• [Material provided]:

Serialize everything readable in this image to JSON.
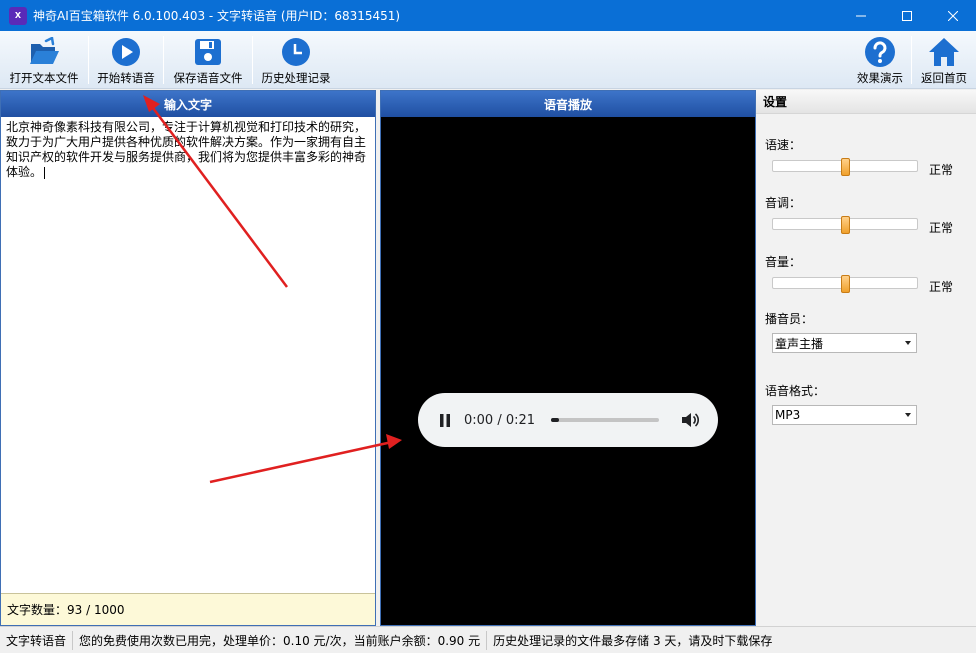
{
  "window": {
    "logo_text": "X",
    "title": "神奇AI百宝箱软件 6.0.100.403 - 文字转语音 (用户ID：68315451)"
  },
  "toolbar": {
    "open_file": "打开文本文件",
    "start_convert": "开始转语音",
    "save_audio": "保存语音文件",
    "history": "历史处理记录",
    "demo": "效果演示",
    "home": "返回首页"
  },
  "input_panel": {
    "title": "输入文字",
    "text": "北京神奇像素科技有限公司，专注于计算机视觉和打印技术的研究，致力于为广大用户提供各种优质的软件解决方案。作为一家拥有自主知识产权的软件开发与服务提供商，我们将为您提供丰富多彩的神奇体验。",
    "count_label": "文字数量：93 / 1000"
  },
  "player_panel": {
    "title": "语音播放",
    "time": "0:00 / 0:21",
    "progress": 0.07
  },
  "settings": {
    "title": "设置",
    "speed_label": "语速：",
    "speed_value": "正常",
    "speed_level": 0.5,
    "pitch_label": "音调：",
    "pitch_value": "正常",
    "pitch_level": 0.5,
    "volume_label": "音量：",
    "volume_value": "正常",
    "volume_level": 0.5,
    "voice_label": "播音员：",
    "voice_selected": "童声主播",
    "format_label": "语音格式：",
    "format_selected": "MP3"
  },
  "status": {
    "module": "文字转语音",
    "pricing": "您的免费使用次数已用完，处理单价：0.10 元/次，当前账户余额：0.90 元",
    "notice": "历史处理记录的文件最多存储 3 天，请及时下载保存"
  },
  "colors": {
    "titlebar": "#0a6fd6",
    "panel_header": "#2a5db0",
    "annotation_arrow": "#e02020"
  }
}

• [What the exercise asks]:
Each line above is to be copied verbatim. Drop any image from the copy.

• [Response to this exercise]:
Serialize everything readable in this image to JSON.
{
  "window": {
    "logo_text": "X",
    "title": "神奇AI百宝箱软件 6.0.100.403 - 文字转语音 (用户ID：68315451)"
  },
  "toolbar": {
    "open_file": "打开文本文件",
    "start_convert": "开始转语音",
    "save_audio": "保存语音文件",
    "history": "历史处理记录",
    "demo": "效果演示",
    "home": "返回首页"
  },
  "input_panel": {
    "title": "输入文字",
    "text": "北京神奇像素科技有限公司，专注于计算机视觉和打印技术的研究，致力于为广大用户提供各种优质的软件解决方案。作为一家拥有自主知识产权的软件开发与服务提供商，我们将为您提供丰富多彩的神奇体验。",
    "count_label": "文字数量：93 / 1000"
  },
  "player_panel": {
    "title": "语音播放",
    "time": "0:00 / 0:21",
    "progress": 0.07
  },
  "settings": {
    "title": "设置",
    "speed_label": "语速：",
    "speed_value": "正常",
    "speed_level": 0.5,
    "pitch_label": "音调：",
    "pitch_value": "正常",
    "pitch_level": 0.5,
    "volume_label": "音量：",
    "volume_value": "正常",
    "volume_level": 0.5,
    "voice_label": "播音员：",
    "voice_selected": "童声主播",
    "format_label": "语音格式：",
    "format_selected": "MP3"
  },
  "status": {
    "module": "文字转语音",
    "pricing": "您的免费使用次数已用完，处理单价：0.10 元/次，当前账户余额：0.90 元",
    "notice": "历史处理记录的文件最多存储 3 天，请及时下载保存"
  },
  "colors": {
    "titlebar": "#0a6fd6",
    "panel_header": "#2a5db0",
    "annotation_arrow": "#e02020"
  }
}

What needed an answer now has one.